## Start TASK INPUT

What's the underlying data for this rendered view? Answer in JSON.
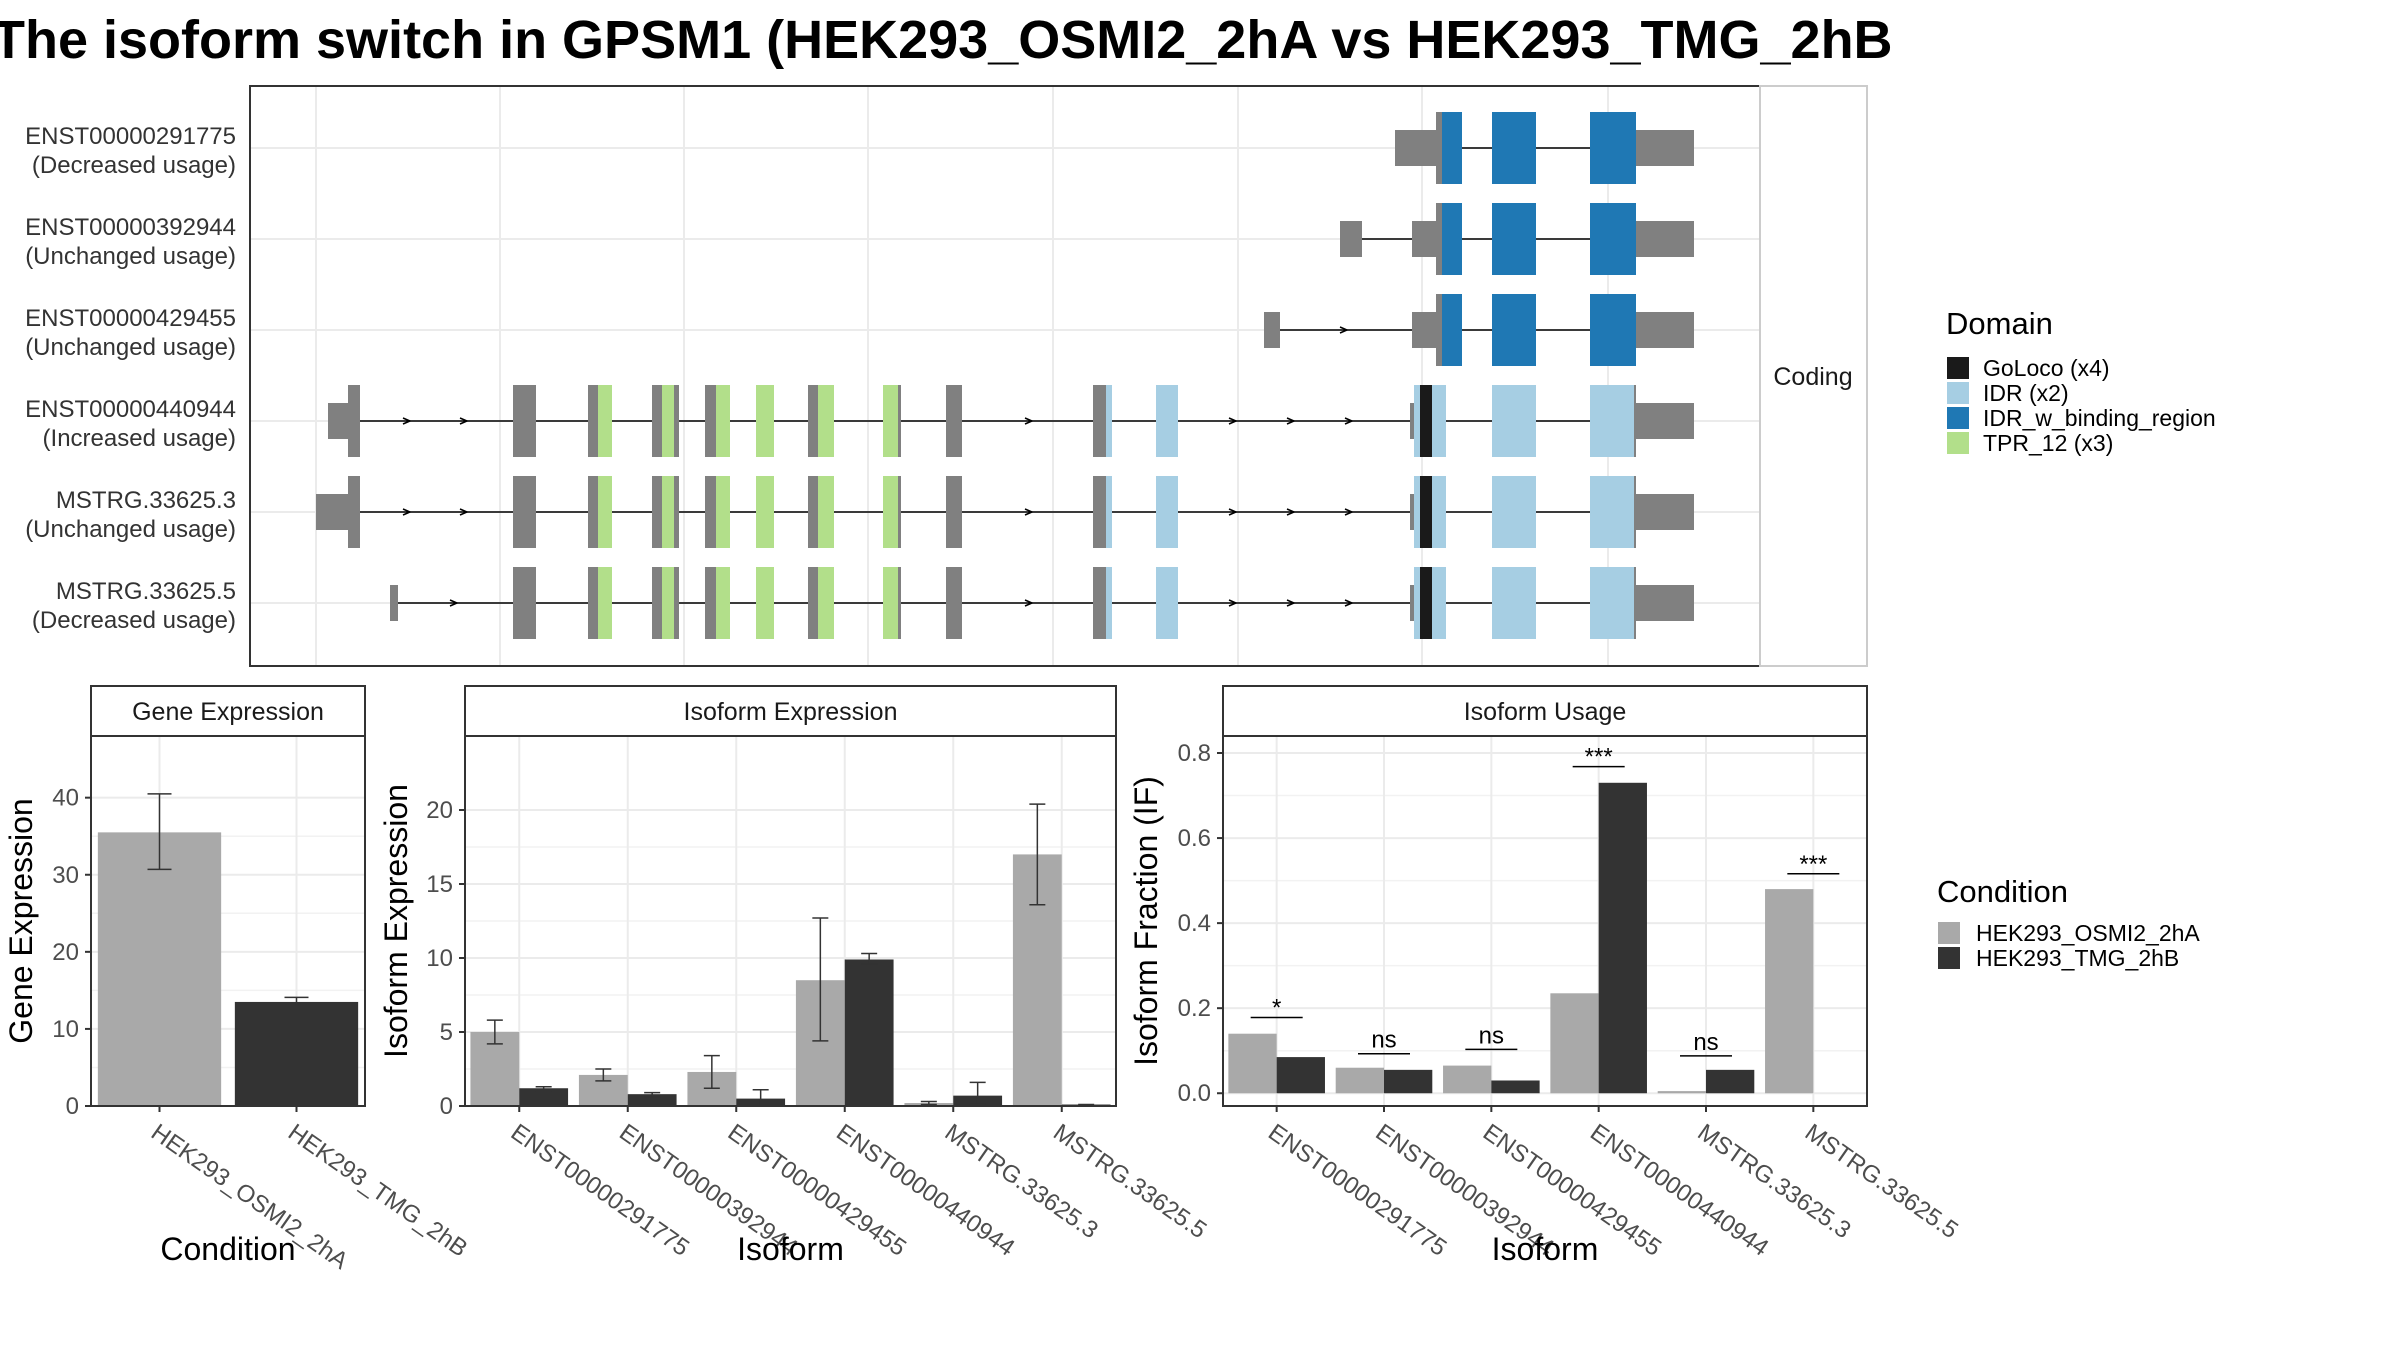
{
  "title": "The isoform switch in GPSM1 (HEK293_OSMI2_2hA vs HEK293_TMG_2hB",
  "colors": {
    "cond_a": "#a9a9a9",
    "cond_b": "#333333",
    "exon": "#808080",
    "goloco": "#1a1a1a",
    "idr": "#a6cee3",
    "idr_binding": "#1f78b4",
    "tpr": "#b2df8a"
  },
  "chart_data": [
    {
      "type": "gene-structure",
      "facet_label": "Coding",
      "transcripts": [
        {
          "id": "ENST00000291775",
          "usage": "(Decreased usage)"
        },
        {
          "id": "ENST00000392944",
          "usage": "(Unchanged usage)"
        },
        {
          "id": "ENST00000429455",
          "usage": "(Unchanged usage)"
        },
        {
          "id": "ENST00000440944",
          "usage": "(Increased usage)"
        },
        {
          "id": "MSTRG.33625.3",
          "usage": "(Unchanged usage)"
        },
        {
          "id": "MSTRG.33625.5",
          "usage": "(Decreased usage)"
        }
      ],
      "legend": {
        "title": "Domain",
        "items": [
          {
            "label": "GoLoco (x4)",
            "color": "#1a1a1a"
          },
          {
            "label": "IDR (x2)",
            "color": "#a6cee3"
          },
          {
            "label": "IDR_w_binding_region",
            "color": "#1f78b4"
          },
          {
            "label": "TPR_12 (x3)",
            "color": "#b2df8a"
          }
        ]
      }
    },
    {
      "type": "bar",
      "strip": "Gene Expression",
      "xlabel": "Condition",
      "ylabel": "Gene Expression",
      "ylim": [
        0,
        48
      ],
      "yticks": [
        0,
        10,
        20,
        30,
        40
      ],
      "categories": [
        "HEK293_OSMI2_2hA",
        "HEK293_TMG_2hB"
      ],
      "values": [
        35.5,
        13.5
      ],
      "errors": [
        [
          30.7,
          40.5
        ],
        [
          13.0,
          14.1
        ]
      ]
    },
    {
      "type": "bar",
      "strip": "Isoform Expression",
      "xlabel": "Isoform",
      "ylabel": "Isoform Expression",
      "ylim": [
        0,
        25
      ],
      "yticks": [
        0,
        5,
        10,
        15,
        20
      ],
      "categories": [
        "ENST00000291775",
        "ENST00000392944",
        "ENST00000429455",
        "ENST00000440944",
        "MSTRG.33625.3",
        "MSTRG.33625.5"
      ],
      "series": [
        {
          "name": "HEK293_OSMI2_2hA",
          "values": [
            5.0,
            2.1,
            2.3,
            8.5,
            0.2,
            17.0
          ],
          "errors": [
            [
              4.2,
              5.8
            ],
            [
              1.7,
              2.5
            ],
            [
              1.2,
              3.4
            ],
            [
              4.4,
              12.7
            ],
            [
              0.1,
              0.3
            ],
            [
              13.6,
              20.4
            ]
          ]
        },
        {
          "name": "HEK293_TMG_2hB",
          "values": [
            1.2,
            0.8,
            0.5,
            9.9,
            0.7,
            0.1
          ],
          "errors": [
            [
              1.0,
              1.3
            ],
            [
              0.6,
              0.9
            ],
            [
              0.0,
              1.1
            ],
            [
              9.6,
              10.3
            ],
            [
              0.1,
              1.6
            ],
            [
              0.0,
              0.1
            ]
          ]
        }
      ]
    },
    {
      "type": "bar",
      "strip": "Isoform Usage",
      "xlabel": "Isoform",
      "ylabel": "Isoform Fraction (IF)",
      "ylim": [
        -0.03,
        0.84
      ],
      "yticks": [
        0.0,
        0.2,
        0.4,
        0.6,
        0.8
      ],
      "ytick_labels": [
        "0.0",
        "0.2",
        "0.4",
        "0.6",
        "0.8"
      ],
      "categories": [
        "ENST00000291775",
        "ENST00000392944",
        "ENST00000429455",
        "ENST00000440944",
        "MSTRG.33625.3",
        "MSTRG.33625.5"
      ],
      "series": [
        {
          "name": "HEK293_OSMI2_2hA",
          "values": [
            0.14,
            0.06,
            0.065,
            0.235,
            0.005,
            0.48
          ]
        },
        {
          "name": "HEK293_TMG_2hB",
          "values": [
            0.085,
            0.055,
            0.03,
            0.73,
            0.055,
            0.0
          ]
        }
      ],
      "significance": [
        "*",
        "ns",
        "ns",
        "***",
        "ns",
        "***"
      ],
      "sig_line_y": [
        0.178,
        0.093,
        0.103,
        0.768,
        0.088,
        0.516
      ]
    }
  ],
  "condition_legend": {
    "title": "Condition",
    "items": [
      "HEK293_OSMI2_2hA",
      "HEK293_TMG_2hB"
    ]
  }
}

## End TASK INPUT

*WHAT YOU HAVE TO DO:*
Keep the pictures out of the copy and write out the data exactly as it stands.

*RESULT BELOW:*
What's the underlying data for this rendered view? Answer in JSON.
{
  "title": "The isoform switch in GPSM1 (HEK293_OSMI2_2hA vs HEK293_TMG_2hB",
  "colors": {
    "cond_a": "#a9a9a9",
    "cond_b": "#333333",
    "exon": "#808080",
    "goloco": "#1a1a1a",
    "idr": "#a6cee3",
    "idr_binding": "#1f78b4",
    "tpr": "#b2df8a"
  },
  "chart_data": [
    {
      "type": "gene-structure",
      "facet_label": "Coding",
      "transcripts": [
        {
          "id": "ENST00000291775",
          "usage": "(Decreased usage)"
        },
        {
          "id": "ENST00000392944",
          "usage": "(Unchanged usage)"
        },
        {
          "id": "ENST00000429455",
          "usage": "(Unchanged usage)"
        },
        {
          "id": "ENST00000440944",
          "usage": "(Increased usage)"
        },
        {
          "id": "MSTRG.33625.3",
          "usage": "(Unchanged usage)"
        },
        {
          "id": "MSTRG.33625.5",
          "usage": "(Decreased usage)"
        }
      ],
      "legend": {
        "title": "Domain",
        "items": [
          {
            "label": "GoLoco (x4)",
            "color": "#1a1a1a"
          },
          {
            "label": "IDR (x2)",
            "color": "#a6cee3"
          },
          {
            "label": "IDR_w_binding_region",
            "color": "#1f78b4"
          },
          {
            "label": "TPR_12 (x3)",
            "color": "#b2df8a"
          }
        ]
      }
    },
    {
      "type": "bar",
      "strip": "Gene Expression",
      "xlabel": "Condition",
      "ylabel": "Gene Expression",
      "ylim": [
        0,
        48
      ],
      "yticks": [
        0,
        10,
        20,
        30,
        40
      ],
      "categories": [
        "HEK293_OSMI2_2hA",
        "HEK293_TMG_2hB"
      ],
      "values": [
        35.5,
        13.5
      ],
      "errors": [
        [
          30.7,
          40.5
        ],
        [
          13.0,
          14.1
        ]
      ]
    },
    {
      "type": "bar",
      "strip": "Isoform Expression",
      "xlabel": "Isoform",
      "ylabel": "Isoform Expression",
      "ylim": [
        0,
        25
      ],
      "yticks": [
        0,
        5,
        10,
        15,
        20
      ],
      "categories": [
        "ENST00000291775",
        "ENST00000392944",
        "ENST00000429455",
        "ENST00000440944",
        "MSTRG.33625.3",
        "MSTRG.33625.5"
      ],
      "series": [
        {
          "name": "HEK293_OSMI2_2hA",
          "values": [
            5.0,
            2.1,
            2.3,
            8.5,
            0.2,
            17.0
          ],
          "errors": [
            [
              4.2,
              5.8
            ],
            [
              1.7,
              2.5
            ],
            [
              1.2,
              3.4
            ],
            [
              4.4,
              12.7
            ],
            [
              0.1,
              0.3
            ],
            [
              13.6,
              20.4
            ]
          ]
        },
        {
          "name": "HEK293_TMG_2hB",
          "values": [
            1.2,
            0.8,
            0.5,
            9.9,
            0.7,
            0.1
          ],
          "errors": [
            [
              1.0,
              1.3
            ],
            [
              0.6,
              0.9
            ],
            [
              0.0,
              1.1
            ],
            [
              9.6,
              10.3
            ],
            [
              0.1,
              1.6
            ],
            [
              0.0,
              0.1
            ]
          ]
        }
      ]
    },
    {
      "type": "bar",
      "strip": "Isoform Usage",
      "xlabel": "Isoform",
      "ylabel": "Isoform Fraction (IF)",
      "ylim": [
        -0.03,
        0.84
      ],
      "yticks": [
        0.0,
        0.2,
        0.4,
        0.6,
        0.8
      ],
      "ytick_labels": [
        "0.0",
        "0.2",
        "0.4",
        "0.6",
        "0.8"
      ],
      "categories": [
        "ENST00000291775",
        "ENST00000392944",
        "ENST00000429455",
        "ENST00000440944",
        "MSTRG.33625.3",
        "MSTRG.33625.5"
      ],
      "series": [
        {
          "name": "HEK293_OSMI2_2hA",
          "values": [
            0.14,
            0.06,
            0.065,
            0.235,
            0.005,
            0.48
          ]
        },
        {
          "name": "HEK293_TMG_2hB",
          "values": [
            0.085,
            0.055,
            0.03,
            0.73,
            0.055,
            0.0
          ]
        }
      ],
      "significance": [
        "*",
        "ns",
        "ns",
        "***",
        "ns",
        "***"
      ],
      "sig_line_y": [
        0.178,
        0.093,
        0.103,
        0.768,
        0.088,
        0.516
      ]
    }
  ],
  "condition_legend": {
    "title": "Condition",
    "items": [
      "HEK293_OSMI2_2hA",
      "HEK293_TMG_2hB"
    ]
  }
}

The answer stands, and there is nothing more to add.